[Available data start]

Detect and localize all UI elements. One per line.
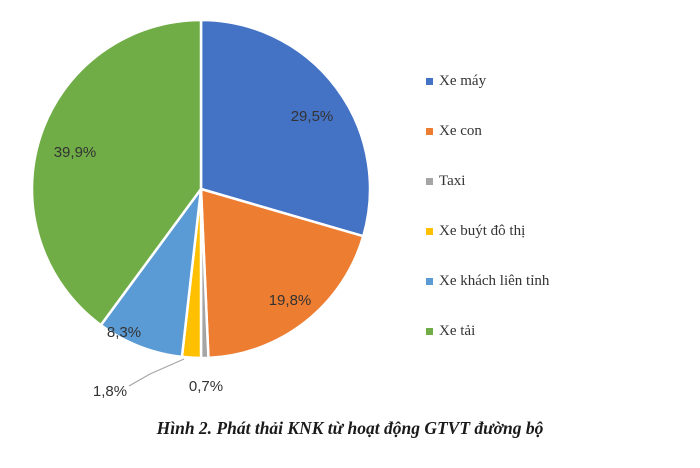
legend-swatch [426,277,433,285]
data-label-xe-khach-lien-tinh: 8,3% [107,324,141,341]
legend-item-xe-con: Xe con [426,106,686,156]
legend-swatch [426,227,433,235]
pie-slice-xe-may [199,18,372,238]
pie-slice-xe-con [199,187,365,360]
chart-legend: Xe máy Xe con Taxi Xe buýt đô thị Xe khách l… [426,56,686,356]
pie-chart-svg: 29,5% 19,8% 0,7% 1,8% 8,3% 39,9% [30,18,372,400]
leader-line-xe-buyt-do-thi [128,358,185,387]
data-label-xe-may: 29,5% [291,108,334,125]
pie-chart: 29,5% 19,8% 0,7% 1,8% 8,3% 39,9% Xe máy Xe con… [30,18,686,400]
legend-swatch [426,177,433,185]
legend-label: Xe con [439,122,482,139]
data-label-xe-buyt-do-thi: 1,8% [93,383,127,400]
legend-label: Xe khách liên tỉnh [439,272,550,289]
data-label-taxi: 0,7% [189,378,223,395]
data-label-xe-con: 19,8% [269,292,312,309]
data-label-xe-tai: 39,9% [54,144,97,161]
pie-slice-xe-tai [30,18,203,327]
legend-item-xe-may: Xe máy [426,56,686,106]
pie-slice-xe-khach-lien-tinh [99,187,203,359]
figure-caption: Hình 2. Phát thải KNK từ hoạt động GTVT … [156,418,544,438]
legend-swatch [426,327,433,335]
legend-swatch [426,127,433,135]
legend-item-xe-khach-lien-tinh: Xe khách liên tỉnh [426,256,686,306]
legend-item-xe-tai: Xe tải [426,306,686,356]
legend-label: Xe buýt đô thị [439,222,526,239]
legend-label: Xe tải [439,322,476,339]
legend-swatch [426,77,433,85]
legend-item-xe-buyt-do-thi: Xe buýt đô thị [426,206,686,256]
legend-item-taxi: Taxi [426,156,686,206]
legend-label: Taxi [439,172,466,189]
legend-label: Xe máy [439,72,487,89]
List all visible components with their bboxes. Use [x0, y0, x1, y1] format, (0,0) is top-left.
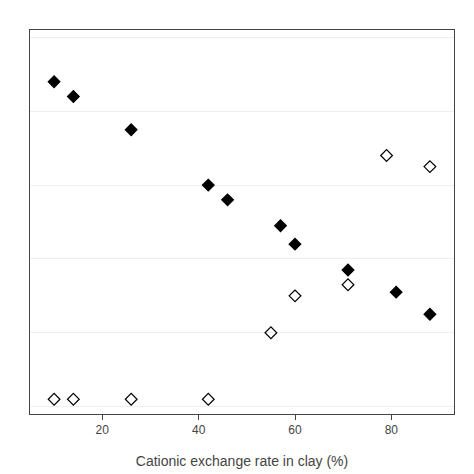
- svg-text:60: 60: [288, 423, 302, 437]
- svg-text:20: 20: [96, 423, 110, 437]
- svg-text:Cationic exchange rate in clay: Cationic exchange rate in clay (%): [136, 453, 348, 469]
- svg-text:80: 80: [385, 423, 399, 437]
- svg-text:40: 40: [192, 423, 206, 437]
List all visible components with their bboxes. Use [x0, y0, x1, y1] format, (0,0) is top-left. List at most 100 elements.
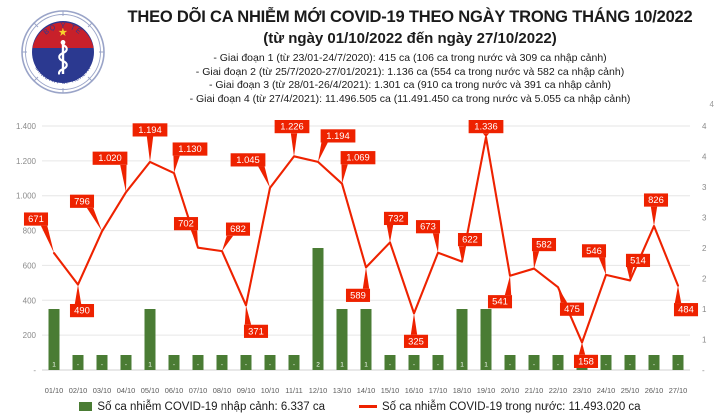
line-value-label: 514: [630, 254, 646, 265]
line-path: [52, 136, 680, 344]
y-axis-left-tick-label: 200: [23, 331, 37, 340]
bar: [552, 355, 564, 370]
data-label-box: [274, 120, 310, 134]
bar: [96, 355, 108, 370]
bar-value-label: -: [437, 362, 439, 369]
data-label-box: [225, 222, 251, 236]
bar: [192, 355, 204, 370]
data-label-pointer: [318, 142, 328, 162]
y-axis-left-tick-label: 800: [23, 227, 37, 236]
bar-value-label: -: [293, 362, 295, 369]
x-axis-tick-label: 22/10: [548, 386, 568, 395]
bar-value-label: -: [269, 362, 271, 369]
line-value-label: 490: [74, 305, 90, 316]
data-label-box: [243, 324, 269, 338]
data-label-pointer: [290, 133, 298, 157]
data-label-box: [132, 123, 168, 137]
line-value-label: 732: [388, 212, 404, 223]
line-value-label: 484: [678, 304, 694, 315]
x-axis-tick-label: 05/10: [140, 386, 160, 395]
data-label-pointer: [650, 206, 658, 227]
line-value-label: 1.226: [280, 121, 303, 132]
data-label-pointer: [532, 251, 540, 269]
line-value-label: 796: [74, 195, 90, 206]
bar-value-label: -: [653, 362, 655, 369]
x-axis-tick-label: 19/10: [476, 386, 496, 395]
bar: [336, 309, 348, 370]
bar-value-label: 1: [340, 362, 344, 369]
phase-line: - Giai đoạn 2 (từ 25/7/2020-27/01/2021):…: [195, 65, 625, 78]
bar-value-label: -: [533, 362, 535, 369]
x-axis-labels: 01/10 02/10 03/10 04/10 05/10 06/10 07/10 08/10…: [0, 386, 720, 398]
data-label-box: [230, 153, 266, 167]
x-axis-tick-label: 07/10: [188, 386, 208, 395]
bar: [480, 309, 492, 370]
bar-value-label: -: [677, 362, 679, 369]
x-axis-tick-label: 13/10: [332, 386, 352, 395]
x-axis-tick-label: 17/10: [428, 386, 448, 395]
data-label-box: [172, 142, 208, 156]
data-label-box: [573, 354, 599, 368]
line-value-label: 1.045: [236, 154, 259, 165]
data-label-pointer: [74, 284, 82, 304]
line-value-label: 582: [536, 239, 552, 250]
data-label-box: [457, 232, 483, 247]
bar-value-label: 1: [364, 362, 368, 369]
x-axis-tick-label: 18/10: [452, 386, 472, 395]
legend-label-domestic: Số ca nhiễm COVID-19 trong nước: 11.493.…: [382, 400, 641, 413]
y-axis-left-tick-label: 1.200: [16, 157, 37, 166]
bar-value-label: -: [245, 362, 247, 369]
x-axis-tick-label: 25/10: [620, 386, 640, 395]
bar-value-label: -: [557, 362, 559, 369]
y-axis-right-tick-label: 4: [702, 122, 707, 131]
x-axis-tick-label: 02/10: [68, 386, 88, 395]
x-axis-tick-label: 10/10: [260, 386, 280, 395]
bar: [384, 355, 396, 370]
data-label-box: [23, 212, 49, 226]
x-axis-tick-label: 27/10: [668, 386, 688, 395]
line-value-label: 1.194: [138, 124, 161, 135]
x-axis-tick-label: 23/10: [572, 386, 592, 395]
data-label-pointer: [40, 225, 54, 254]
bar-value-label: -: [77, 362, 79, 369]
phase-line: - Giai đoạn 3 (từ 28/01-26/4/2021): 1.30…: [208, 79, 612, 92]
line-value-label: 1.194: [326, 130, 349, 141]
data-label-pointer: [458, 246, 466, 262]
data-label-box: [415, 220, 441, 234]
line-value-label: 1.336: [474, 121, 497, 132]
bar: [504, 355, 516, 370]
data-label-pointer: [598, 257, 606, 275]
line-value-label: 826: [648, 194, 664, 205]
data-label-pointer: [578, 342, 586, 355]
page-number: 4: [709, 100, 714, 109]
y-axis-left-ticks: - 200 400 600 800 1.000 1.200 1.400: [16, 122, 37, 375]
data-label-box: [625, 253, 651, 268]
bar-series: 1---1------211---11--------: [48, 248, 684, 370]
data-label-box: [92, 151, 128, 165]
data-label-box: [403, 334, 429, 348]
y-axis-right-tick-label: 4: [702, 153, 707, 162]
y-axis-left-tick-label: 1.400: [16, 122, 37, 131]
line-value-label: 702: [178, 218, 194, 229]
y-axis-left-tick-label: 400: [23, 296, 37, 305]
phase-line: - Giai đoạn 4 (từ 27/4/2021): 11.496.505…: [189, 92, 631, 105]
y-axis-right-tick-label: 1: [702, 305, 707, 314]
data-label-box: [69, 304, 95, 318]
x-axis-tick-label: 15/10: [380, 386, 400, 395]
bar: [408, 355, 420, 370]
line-value-label: 371: [248, 325, 264, 336]
x-axis-tick-label: 14/10: [356, 386, 376, 395]
phase-summary-list: - Giai đoạn 1 (từ 23/01-24/7/2020): 415 …: [110, 52, 710, 106]
x-axis-tick-label: 24/10: [596, 386, 616, 395]
x-axis-tick-label: 20/10: [500, 386, 520, 395]
legend-item-imported: Số ca nhiễm COVID-19 nhập cảnh: 6.337 ca: [79, 401, 325, 413]
y-axis-left-tick-label: 1.000: [16, 192, 37, 201]
line-value-label: 158: [578, 355, 594, 366]
data-label-pointer: [626, 267, 634, 281]
bar-value-label: 1: [52, 362, 56, 369]
data-label-box: [581, 244, 607, 258]
line-value-label: 325: [408, 335, 424, 346]
data-label-box: [487, 295, 513, 309]
bar-value-label: 1: [148, 362, 152, 369]
data-label-pointer: [244, 305, 252, 325]
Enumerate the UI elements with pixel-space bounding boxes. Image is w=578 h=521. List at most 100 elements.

[Available data end]

**Work required:**
Convert everything in the material from the line containing "line-value-label: 514: [630, 254, 646, 265]" down to the line containing "data-label-pointer: [318, 142, 328, 162]" into a numbered list, omitting any blank lines.

**Answer to the exercise:**
1. line-value-label: 514: [630, 254, 646, 265]
2. line-path: [52, 136, 680, 344]
3. y-axis-left-tick-label: 200: [23, 331, 37, 340]
4. bar: [552, 355, 564, 370]
5. data-label-box: [274, 120, 310, 134]
6. bar: [96, 355, 108, 370]
7. bar-value-label: -: [437, 362, 439, 369]
8. data-label-box: [225, 222, 251, 236]
9. bar: [192, 355, 204, 370]
10. data-label-pointer: [318, 142, 328, 162]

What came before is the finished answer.